*WHAT YOU SHOULD DO*:
Please set out every line of the material below as a numbered list, leaving out any blank lines.
************
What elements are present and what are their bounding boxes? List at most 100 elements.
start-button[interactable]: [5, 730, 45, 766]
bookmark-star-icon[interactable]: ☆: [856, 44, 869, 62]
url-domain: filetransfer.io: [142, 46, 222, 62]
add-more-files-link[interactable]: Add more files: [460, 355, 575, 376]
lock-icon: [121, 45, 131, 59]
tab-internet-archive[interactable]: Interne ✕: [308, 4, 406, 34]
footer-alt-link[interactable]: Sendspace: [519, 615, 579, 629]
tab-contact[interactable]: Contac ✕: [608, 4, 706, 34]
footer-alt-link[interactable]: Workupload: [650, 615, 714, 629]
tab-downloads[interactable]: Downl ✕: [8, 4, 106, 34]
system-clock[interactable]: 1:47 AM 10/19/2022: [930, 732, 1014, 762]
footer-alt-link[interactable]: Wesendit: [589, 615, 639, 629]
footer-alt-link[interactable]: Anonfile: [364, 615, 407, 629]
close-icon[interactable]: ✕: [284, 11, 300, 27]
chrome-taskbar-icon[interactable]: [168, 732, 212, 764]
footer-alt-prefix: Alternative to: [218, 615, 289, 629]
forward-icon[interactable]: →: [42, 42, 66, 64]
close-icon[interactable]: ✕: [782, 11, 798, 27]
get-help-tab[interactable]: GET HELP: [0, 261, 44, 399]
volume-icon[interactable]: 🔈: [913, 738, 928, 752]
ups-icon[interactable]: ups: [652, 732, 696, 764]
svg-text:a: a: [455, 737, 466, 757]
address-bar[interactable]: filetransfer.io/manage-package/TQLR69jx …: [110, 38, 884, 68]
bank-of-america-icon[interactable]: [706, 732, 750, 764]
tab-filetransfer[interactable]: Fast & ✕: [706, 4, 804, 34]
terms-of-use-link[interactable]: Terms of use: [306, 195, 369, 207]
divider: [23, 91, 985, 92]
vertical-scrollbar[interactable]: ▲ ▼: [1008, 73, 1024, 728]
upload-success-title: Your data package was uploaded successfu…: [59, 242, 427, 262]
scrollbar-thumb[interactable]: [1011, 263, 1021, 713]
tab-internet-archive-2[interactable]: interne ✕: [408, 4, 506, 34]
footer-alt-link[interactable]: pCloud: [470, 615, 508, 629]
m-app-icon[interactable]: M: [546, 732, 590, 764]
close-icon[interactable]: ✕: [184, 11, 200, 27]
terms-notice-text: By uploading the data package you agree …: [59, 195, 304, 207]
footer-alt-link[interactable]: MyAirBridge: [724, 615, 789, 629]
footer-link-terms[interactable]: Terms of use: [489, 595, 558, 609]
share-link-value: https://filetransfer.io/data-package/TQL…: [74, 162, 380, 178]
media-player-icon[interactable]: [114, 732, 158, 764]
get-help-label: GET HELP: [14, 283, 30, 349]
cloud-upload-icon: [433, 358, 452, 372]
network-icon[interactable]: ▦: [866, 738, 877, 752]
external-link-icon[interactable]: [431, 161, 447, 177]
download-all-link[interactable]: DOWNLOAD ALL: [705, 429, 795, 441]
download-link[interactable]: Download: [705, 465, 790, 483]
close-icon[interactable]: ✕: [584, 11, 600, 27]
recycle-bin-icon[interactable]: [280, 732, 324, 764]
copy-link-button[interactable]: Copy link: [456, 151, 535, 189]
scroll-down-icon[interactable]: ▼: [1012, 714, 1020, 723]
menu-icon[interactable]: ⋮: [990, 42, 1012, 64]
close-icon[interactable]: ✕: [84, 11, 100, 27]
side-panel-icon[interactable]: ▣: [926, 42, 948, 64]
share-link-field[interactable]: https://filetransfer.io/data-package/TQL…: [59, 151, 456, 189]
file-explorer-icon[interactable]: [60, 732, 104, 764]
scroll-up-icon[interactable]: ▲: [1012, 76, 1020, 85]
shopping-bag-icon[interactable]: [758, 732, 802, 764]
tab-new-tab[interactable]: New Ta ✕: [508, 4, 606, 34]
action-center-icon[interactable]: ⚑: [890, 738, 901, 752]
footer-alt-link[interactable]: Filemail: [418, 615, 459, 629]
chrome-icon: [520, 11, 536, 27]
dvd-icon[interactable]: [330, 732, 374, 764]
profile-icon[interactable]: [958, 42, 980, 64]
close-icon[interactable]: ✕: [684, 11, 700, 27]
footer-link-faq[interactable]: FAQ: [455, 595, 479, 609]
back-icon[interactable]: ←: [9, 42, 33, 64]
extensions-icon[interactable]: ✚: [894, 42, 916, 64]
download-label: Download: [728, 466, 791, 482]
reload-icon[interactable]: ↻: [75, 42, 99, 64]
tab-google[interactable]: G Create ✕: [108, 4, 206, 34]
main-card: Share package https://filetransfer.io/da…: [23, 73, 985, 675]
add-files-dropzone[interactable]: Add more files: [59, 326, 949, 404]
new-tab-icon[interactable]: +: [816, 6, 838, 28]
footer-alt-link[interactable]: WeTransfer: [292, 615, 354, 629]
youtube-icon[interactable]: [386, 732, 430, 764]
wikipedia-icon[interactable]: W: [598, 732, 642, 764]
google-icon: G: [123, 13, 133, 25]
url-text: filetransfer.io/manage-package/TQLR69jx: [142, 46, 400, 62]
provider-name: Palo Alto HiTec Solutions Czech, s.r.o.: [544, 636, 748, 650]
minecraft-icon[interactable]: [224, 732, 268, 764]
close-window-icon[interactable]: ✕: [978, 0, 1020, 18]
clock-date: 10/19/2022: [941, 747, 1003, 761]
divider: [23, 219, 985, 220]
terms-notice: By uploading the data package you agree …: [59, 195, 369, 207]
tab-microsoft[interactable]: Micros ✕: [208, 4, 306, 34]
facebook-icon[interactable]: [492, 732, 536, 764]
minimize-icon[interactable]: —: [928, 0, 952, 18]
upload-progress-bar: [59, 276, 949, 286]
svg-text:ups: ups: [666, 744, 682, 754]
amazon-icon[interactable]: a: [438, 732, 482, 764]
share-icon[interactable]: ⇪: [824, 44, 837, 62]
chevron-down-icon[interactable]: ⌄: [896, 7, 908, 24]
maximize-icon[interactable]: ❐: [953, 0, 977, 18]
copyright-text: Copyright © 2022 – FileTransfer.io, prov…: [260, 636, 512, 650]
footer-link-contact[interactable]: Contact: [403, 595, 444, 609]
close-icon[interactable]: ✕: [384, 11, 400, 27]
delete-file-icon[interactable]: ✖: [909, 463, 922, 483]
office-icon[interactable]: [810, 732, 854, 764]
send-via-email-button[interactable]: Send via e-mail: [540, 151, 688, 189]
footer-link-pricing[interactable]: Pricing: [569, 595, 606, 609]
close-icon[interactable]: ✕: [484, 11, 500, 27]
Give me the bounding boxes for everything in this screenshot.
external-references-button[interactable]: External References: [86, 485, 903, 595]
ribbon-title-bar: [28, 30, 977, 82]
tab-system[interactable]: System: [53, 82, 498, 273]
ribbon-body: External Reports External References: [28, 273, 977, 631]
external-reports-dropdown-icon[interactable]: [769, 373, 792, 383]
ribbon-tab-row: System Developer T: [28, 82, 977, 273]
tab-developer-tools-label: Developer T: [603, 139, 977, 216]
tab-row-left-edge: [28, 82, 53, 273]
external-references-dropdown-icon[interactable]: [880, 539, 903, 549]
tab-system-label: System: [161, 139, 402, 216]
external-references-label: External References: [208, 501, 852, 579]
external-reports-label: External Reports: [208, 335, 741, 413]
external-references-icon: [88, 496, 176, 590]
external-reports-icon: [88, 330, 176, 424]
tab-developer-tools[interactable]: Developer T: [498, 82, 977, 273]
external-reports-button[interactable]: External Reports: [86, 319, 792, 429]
************
*THE REPLY*:
1. What elements are present and what are their bounding boxes? List at most 100 elements.
2. start-button[interactable]: [5, 730, 45, 766]
3. bookmark-star-icon[interactable]: ☆: [856, 44, 869, 62]
4. url-domain: filetransfer.io: [142, 46, 222, 62]
5. add-more-files-link[interactable]: Add more files: [460, 355, 575, 376]
6. lock-icon: [121, 45, 131, 59]
7. tab-internet-archive[interactable]: Interne ✕: [308, 4, 406, 34]
8. footer-alt-link[interactable]: Sendspace: [519, 615, 579, 629]
9. tab-contact[interactable]: Contac ✕: [608, 4, 706, 34]
10. footer-alt-link[interactable]: Workupload: [650, 615, 714, 629]
11. tab-downloads[interactable]: Downl ✕: [8, 4, 106, 34]
12. system-clock[interactable]: 1:47 AM 10/19/2022: [930, 732, 1014, 762]
13. footer-alt-link[interactable]: Wesendit: [589, 615, 639, 629]
14. footer-alt-link[interactable]: Anonfile: [364, 615, 407, 629]
15. close-icon[interactable]: ✕: [284, 11, 300, 27]
16. chrome-taskbar-icon[interactable]: [168, 732, 212, 764]
17. footer-alt-prefix: Alternative to: [218, 615, 289, 629]
18. forward-icon[interactable]: →: [42, 42, 66, 64]
19. close-icon[interactable]: ✕: [782, 11, 798, 27]
20. get-help-tab[interactable]: GET HELP: [0, 261, 44, 399]
21. volume-icon[interactable]: 🔈: [913, 738, 928, 752]
22. ups-icon[interactable]: ups: [652, 732, 696, 764]
23. svg-text:a: a: [455, 737, 466, 757]
24. address-bar[interactable]: filetransfer.io/manage-package/TQLR69jx …: [110, 38, 884, 68]
25. bank-of-america-icon[interactable]: [706, 732, 750, 764]
26. tab-filetransfer[interactable]: Fast & ✕: [706, 4, 804, 34]
27. terms-of-use-link[interactable]: Terms of use: [306, 195, 369, 207]
28. divider: [23, 91, 985, 92]
29. vertical-scrollbar[interactable]: ▲ ▼: [1008, 73, 1024, 728]
30. upload-success-title: Your data package was uploaded successfu…: [59, 242, 427, 262]
31. scrollbar-thumb[interactable]: [1011, 263, 1021, 713]
32. tab-internet-archive-2[interactable]: interne ✕: [408, 4, 506, 34]
33. footer-alt-link[interactable]: pCloud: [470, 615, 508, 629]
34. m-app-icon[interactable]: M: [546, 732, 590, 764]
35. close-icon[interactable]: ✕: [184, 11, 200, 27]
36. terms-notice-text: By uploading the data package you agree …: [59, 195, 304, 207]
37. footer-alt-link[interactable]: MyAirBridge: [724, 615, 789, 629]
38. footer-link-terms[interactable]: Terms of use: [489, 595, 558, 609]
39. share-link-value: https://filetransfer.io/data-package/TQL…: [74, 162, 380, 178]
40. media-player-icon[interactable]: [114, 732, 158, 764]
41. get-help-label: GET HELP: [14, 283, 30, 349]
42. cloud-upload-icon: [433, 358, 452, 372]
43. network-icon[interactable]: ▦: [866, 738, 877, 752]
44. external-link-icon[interactable]: [431, 161, 447, 177]
45. download-all-link[interactable]: DOWNLOAD ALL: [705, 429, 795, 441]
46. download-link[interactable]: Download: [705, 465, 790, 483]
47. close-icon[interactable]: ✕: [584, 11, 600, 27]
48. recycle-bin-icon[interactable]: [280, 732, 324, 764]
49. copy-link-button[interactable]: Copy link: [456, 151, 535, 189]
50. scroll-down-icon[interactable]: ▼: [1012, 714, 1020, 723]
51. menu-icon[interactable]: ⋮: [990, 42, 1012, 64]
52. close-icon[interactable]: ✕: [84, 11, 100, 27]
53. side-panel-icon[interactable]: ▣: [926, 42, 948, 64]
54. share-link-field[interactable]: https://filetransfer.io/data-package/TQL…: [59, 151, 456, 189]
55. file-explorer-icon[interactable]: [60, 732, 104, 764]
56. scroll-up-icon[interactable]: ▲: [1012, 76, 1020, 85]
57. shopping-bag-icon[interactable]: [758, 732, 802, 764]
58. tab-new-tab[interactable]: New Ta ✕: [508, 4, 606, 34]
59. action-center-icon[interactable]: ⚑: [890, 738, 901, 752]
60. footer-alt-link[interactable]: Filemail: [418, 615, 459, 629]
61. chrome-icon: [520, 11, 536, 27]
62. dvd-icon[interactable]: [330, 732, 374, 764]
63. profile-icon[interactable]: [958, 42, 980, 64]
64. close-icon[interactable]: ✕: [684, 11, 700, 27]
65. footer-link-faq[interactable]: FAQ: [455, 595, 479, 609]
66. back-icon[interactable]: ←: [9, 42, 33, 64]
67. extensions-icon[interactable]: ✚: [894, 42, 916, 64]
68. download-label: Download: [728, 466, 791, 482]
69. reload-icon[interactable]: ↻: [75, 42, 99, 64]
70. tab-google[interactable]: G Create ✕: [108, 4, 206, 34]
71. main-card: Share package https://filetransfer.io/da…: [23, 73, 985, 675]
72. add-files-dropzone[interactable]: Add more files: [59, 326, 949, 404]
73. new-tab-icon[interactable]: +: [816, 6, 838, 28]
74. footer-alt-link[interactable]: WeTransfer: [292, 615, 354, 629]
75. youtube-icon[interactable]: [386, 732, 430, 764]
76. wikipedia-icon[interactable]: W: [598, 732, 642, 764]
77. google-icon: G: [123, 13, 133, 25]
78. url-text: filetransfer.io/manage-package/TQLR69jx: [142, 46, 400, 62]
79. provider-name: Palo Alto HiTec Solutions Czech, s.r.o.: [544, 636, 748, 650]
80. minecraft-icon[interactable]: [224, 732, 268, 764]
81. close-window-icon[interactable]: ✕: [978, 0, 1020, 18]
82. clock-date: 10/19/2022: [941, 747, 1003, 761]
83. divider: [23, 219, 985, 220]
84. terms-notice: By uploading the data package you agree …: [59, 195, 369, 207]
85. tab-microsoft[interactable]: Micros ✕: [208, 4, 306, 34]
86. facebook-icon[interactable]: [492, 732, 536, 764]
87. minimize-icon[interactable]: —: [928, 0, 952, 18]
88. upload-progress-bar: [59, 276, 949, 286]
89. svg-text:ups: ups: [666, 744, 682, 754]
90. amazon-icon[interactable]: a: [438, 732, 482, 764]
91. share-icon[interactable]: ⇪: [824, 44, 837, 62]
92. chevron-down-icon[interactable]: ⌄: [896, 7, 908, 24]
93. maximize-icon[interactable]: ❐: [953, 0, 977, 18]
94. copyright-text: Copyright © 2022 – FileTransfer.io, prov…: [260, 636, 512, 650]
95. footer-link-contact[interactable]: Contact: [403, 595, 444, 609]
96. close-icon[interactable]: ✕: [384, 11, 400, 27]
97. delete-file-icon[interactable]: ✖: [909, 463, 922, 483]
98. office-icon[interactable]: [810, 732, 854, 764]
99. send-via-email-button[interactable]: Send via e-mail: [540, 151, 688, 189]
100. footer-link-pricing[interactable]: Pricing: [569, 595, 606, 609]
101. close-icon[interactable]: ✕: [484, 11, 500, 27]
102. Give me the bounding boxes for everything in this screenshot.
103. external-references-button[interactable]: External References: [86, 485, 903, 595]
104. ribbon-title-bar: [28, 30, 977, 82]
105. tab-system[interactable]: System: [53, 82, 498, 273]
106. ribbon-body: External Reports External References: [28, 273, 977, 631]
107. external-reports-dropdown-icon[interactable]: [769, 373, 792, 383]
108. ribbon-tab-row: System Developer T: [28, 82, 977, 273]
109. tab-developer-tools-label: Developer T: [603, 139, 977, 216]
110. tab-row-left-edge: [28, 82, 53, 273]
111. external-references-dropdown-icon[interactable]: [880, 539, 903, 549]
112. tab-system-label: System: [161, 139, 402, 216]
113. external-references-label: External References: [208, 501, 852, 579]
114. external-reports-label: External Reports: [208, 335, 741, 413]
115. external-references-icon: [88, 496, 176, 590]
116. external-reports-icon: [88, 330, 176, 424]
117. tab-developer-tools[interactable]: Developer T: [498, 82, 977, 273]
118. external-reports-button[interactable]: External Reports: [86, 319, 792, 429]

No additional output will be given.